- _Short task_:
Give the number of lines in the data that contain "developments", and nothing more.

- _Given entries_:
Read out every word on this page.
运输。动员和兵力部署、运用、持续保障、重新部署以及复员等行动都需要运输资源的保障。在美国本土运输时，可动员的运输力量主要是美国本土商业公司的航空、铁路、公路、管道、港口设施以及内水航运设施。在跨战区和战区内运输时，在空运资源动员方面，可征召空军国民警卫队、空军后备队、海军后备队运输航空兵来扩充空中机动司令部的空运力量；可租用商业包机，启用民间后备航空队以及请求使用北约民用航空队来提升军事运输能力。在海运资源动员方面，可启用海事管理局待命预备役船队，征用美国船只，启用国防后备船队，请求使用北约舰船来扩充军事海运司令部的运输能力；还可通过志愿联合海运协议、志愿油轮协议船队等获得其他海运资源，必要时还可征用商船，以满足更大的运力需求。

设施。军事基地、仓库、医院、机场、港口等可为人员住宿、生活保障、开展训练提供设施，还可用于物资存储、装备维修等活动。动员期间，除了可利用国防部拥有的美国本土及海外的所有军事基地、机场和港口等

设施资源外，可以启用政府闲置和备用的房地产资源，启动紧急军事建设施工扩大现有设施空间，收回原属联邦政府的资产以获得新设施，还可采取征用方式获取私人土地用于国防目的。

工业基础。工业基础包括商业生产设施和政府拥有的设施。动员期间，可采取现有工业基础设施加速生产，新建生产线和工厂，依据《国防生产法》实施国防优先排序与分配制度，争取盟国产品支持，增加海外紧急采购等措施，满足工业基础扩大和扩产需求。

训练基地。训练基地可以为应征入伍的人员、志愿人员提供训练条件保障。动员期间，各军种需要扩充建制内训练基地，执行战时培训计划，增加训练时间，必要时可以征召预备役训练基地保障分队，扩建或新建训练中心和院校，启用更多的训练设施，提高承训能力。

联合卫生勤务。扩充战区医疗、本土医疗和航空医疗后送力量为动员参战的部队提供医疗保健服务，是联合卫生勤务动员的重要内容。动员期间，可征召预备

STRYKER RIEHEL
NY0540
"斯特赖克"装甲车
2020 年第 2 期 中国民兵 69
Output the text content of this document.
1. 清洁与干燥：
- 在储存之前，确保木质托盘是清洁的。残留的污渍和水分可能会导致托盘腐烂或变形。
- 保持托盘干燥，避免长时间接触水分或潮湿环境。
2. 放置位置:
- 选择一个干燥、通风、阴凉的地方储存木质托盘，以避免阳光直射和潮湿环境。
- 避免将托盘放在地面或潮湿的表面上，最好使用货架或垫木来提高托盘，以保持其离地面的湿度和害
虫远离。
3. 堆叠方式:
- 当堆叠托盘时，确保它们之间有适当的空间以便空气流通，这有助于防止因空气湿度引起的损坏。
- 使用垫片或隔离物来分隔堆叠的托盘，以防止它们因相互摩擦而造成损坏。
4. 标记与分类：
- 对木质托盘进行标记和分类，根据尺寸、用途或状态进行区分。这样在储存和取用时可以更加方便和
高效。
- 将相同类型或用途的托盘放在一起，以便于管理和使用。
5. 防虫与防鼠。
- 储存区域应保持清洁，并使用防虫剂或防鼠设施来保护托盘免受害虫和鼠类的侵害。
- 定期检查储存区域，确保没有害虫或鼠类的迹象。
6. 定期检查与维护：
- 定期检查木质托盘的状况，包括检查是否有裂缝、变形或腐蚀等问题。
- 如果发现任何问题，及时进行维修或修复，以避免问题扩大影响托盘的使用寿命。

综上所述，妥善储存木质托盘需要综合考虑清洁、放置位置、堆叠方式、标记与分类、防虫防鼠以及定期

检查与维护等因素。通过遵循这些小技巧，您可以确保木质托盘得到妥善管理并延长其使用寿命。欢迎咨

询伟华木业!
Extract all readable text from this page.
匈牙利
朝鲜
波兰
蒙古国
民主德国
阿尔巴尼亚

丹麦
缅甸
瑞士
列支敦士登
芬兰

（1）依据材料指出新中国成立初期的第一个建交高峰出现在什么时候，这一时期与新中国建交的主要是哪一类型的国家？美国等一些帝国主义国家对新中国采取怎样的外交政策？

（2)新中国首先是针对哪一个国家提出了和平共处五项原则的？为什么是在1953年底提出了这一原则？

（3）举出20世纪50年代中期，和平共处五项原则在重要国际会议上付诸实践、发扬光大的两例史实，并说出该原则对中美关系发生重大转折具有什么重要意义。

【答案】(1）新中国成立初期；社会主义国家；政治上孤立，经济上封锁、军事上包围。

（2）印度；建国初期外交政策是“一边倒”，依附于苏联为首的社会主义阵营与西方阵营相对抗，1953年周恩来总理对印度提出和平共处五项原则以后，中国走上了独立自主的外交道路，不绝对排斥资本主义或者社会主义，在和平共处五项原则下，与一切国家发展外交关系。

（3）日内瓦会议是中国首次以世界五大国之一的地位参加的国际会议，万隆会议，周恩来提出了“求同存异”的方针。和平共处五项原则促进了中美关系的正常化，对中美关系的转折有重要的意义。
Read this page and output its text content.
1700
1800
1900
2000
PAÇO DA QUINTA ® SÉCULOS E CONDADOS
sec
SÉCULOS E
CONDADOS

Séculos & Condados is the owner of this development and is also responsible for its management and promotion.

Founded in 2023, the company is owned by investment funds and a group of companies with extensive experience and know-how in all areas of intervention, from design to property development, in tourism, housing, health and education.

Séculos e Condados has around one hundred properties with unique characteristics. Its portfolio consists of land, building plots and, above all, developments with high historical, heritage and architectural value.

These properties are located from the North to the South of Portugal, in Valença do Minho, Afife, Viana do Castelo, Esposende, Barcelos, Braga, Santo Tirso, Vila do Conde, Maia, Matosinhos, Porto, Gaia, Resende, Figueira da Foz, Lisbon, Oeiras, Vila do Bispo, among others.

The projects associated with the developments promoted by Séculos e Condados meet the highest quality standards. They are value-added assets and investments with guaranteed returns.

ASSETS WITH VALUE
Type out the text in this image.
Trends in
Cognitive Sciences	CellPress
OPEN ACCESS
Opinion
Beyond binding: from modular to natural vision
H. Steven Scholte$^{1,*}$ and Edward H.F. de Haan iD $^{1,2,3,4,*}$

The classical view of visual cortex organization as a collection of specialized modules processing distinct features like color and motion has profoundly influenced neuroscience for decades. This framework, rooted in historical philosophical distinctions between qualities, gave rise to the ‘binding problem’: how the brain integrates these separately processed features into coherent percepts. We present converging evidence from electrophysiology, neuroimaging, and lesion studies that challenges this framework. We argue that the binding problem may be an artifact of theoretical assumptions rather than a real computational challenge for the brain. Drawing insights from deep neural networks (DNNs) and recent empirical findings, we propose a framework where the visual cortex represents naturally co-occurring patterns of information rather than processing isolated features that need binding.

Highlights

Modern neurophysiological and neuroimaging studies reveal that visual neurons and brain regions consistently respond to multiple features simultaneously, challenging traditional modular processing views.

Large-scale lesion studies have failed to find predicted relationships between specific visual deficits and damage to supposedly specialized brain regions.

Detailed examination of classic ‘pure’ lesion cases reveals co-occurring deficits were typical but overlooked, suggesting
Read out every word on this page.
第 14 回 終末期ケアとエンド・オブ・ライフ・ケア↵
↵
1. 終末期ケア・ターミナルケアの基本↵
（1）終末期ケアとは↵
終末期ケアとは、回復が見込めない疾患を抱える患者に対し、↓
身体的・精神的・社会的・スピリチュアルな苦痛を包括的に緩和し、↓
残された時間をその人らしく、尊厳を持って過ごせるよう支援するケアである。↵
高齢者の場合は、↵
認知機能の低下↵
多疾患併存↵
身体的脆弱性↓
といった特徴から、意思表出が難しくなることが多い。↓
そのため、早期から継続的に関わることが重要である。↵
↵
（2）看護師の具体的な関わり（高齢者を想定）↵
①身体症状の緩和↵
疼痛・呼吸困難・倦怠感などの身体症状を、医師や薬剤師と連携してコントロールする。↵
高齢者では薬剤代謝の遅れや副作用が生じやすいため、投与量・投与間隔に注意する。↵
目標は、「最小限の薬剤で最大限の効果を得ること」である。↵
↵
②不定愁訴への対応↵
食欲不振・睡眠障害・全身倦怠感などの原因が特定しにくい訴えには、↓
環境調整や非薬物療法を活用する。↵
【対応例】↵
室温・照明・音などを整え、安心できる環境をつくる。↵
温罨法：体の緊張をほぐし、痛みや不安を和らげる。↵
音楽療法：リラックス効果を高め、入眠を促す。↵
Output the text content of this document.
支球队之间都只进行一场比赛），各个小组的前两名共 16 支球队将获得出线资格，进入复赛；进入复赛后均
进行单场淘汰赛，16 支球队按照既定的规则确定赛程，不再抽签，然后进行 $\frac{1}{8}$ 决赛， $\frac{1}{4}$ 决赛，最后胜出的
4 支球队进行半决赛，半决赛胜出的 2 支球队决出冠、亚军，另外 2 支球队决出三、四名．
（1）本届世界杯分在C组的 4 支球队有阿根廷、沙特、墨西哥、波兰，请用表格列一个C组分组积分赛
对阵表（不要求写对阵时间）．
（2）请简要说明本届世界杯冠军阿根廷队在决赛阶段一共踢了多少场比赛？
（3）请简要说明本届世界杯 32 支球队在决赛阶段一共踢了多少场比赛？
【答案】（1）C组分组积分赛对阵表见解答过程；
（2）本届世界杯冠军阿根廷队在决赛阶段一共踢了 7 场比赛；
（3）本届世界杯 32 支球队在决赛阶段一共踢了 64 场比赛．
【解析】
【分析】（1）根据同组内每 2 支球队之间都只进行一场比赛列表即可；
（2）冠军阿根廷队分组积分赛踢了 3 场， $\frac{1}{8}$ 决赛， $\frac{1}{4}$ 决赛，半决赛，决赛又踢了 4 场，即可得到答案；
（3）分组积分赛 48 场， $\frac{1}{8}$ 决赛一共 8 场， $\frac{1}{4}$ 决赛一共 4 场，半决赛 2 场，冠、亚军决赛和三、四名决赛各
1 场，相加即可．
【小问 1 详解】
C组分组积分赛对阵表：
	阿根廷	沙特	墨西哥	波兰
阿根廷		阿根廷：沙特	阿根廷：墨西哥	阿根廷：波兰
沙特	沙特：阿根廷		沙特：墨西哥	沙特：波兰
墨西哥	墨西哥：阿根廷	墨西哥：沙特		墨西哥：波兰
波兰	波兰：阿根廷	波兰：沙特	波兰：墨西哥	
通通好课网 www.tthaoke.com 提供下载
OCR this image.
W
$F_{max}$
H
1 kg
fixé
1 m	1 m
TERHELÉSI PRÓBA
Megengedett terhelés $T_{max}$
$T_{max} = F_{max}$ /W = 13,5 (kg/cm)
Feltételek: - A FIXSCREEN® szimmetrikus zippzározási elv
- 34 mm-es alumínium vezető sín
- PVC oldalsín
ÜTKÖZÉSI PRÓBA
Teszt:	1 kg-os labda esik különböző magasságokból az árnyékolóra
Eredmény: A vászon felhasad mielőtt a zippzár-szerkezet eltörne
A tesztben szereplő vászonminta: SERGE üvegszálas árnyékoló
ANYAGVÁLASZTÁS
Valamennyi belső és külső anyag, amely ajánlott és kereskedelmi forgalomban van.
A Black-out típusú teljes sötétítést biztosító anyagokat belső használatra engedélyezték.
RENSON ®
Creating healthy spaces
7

- _The result_:
2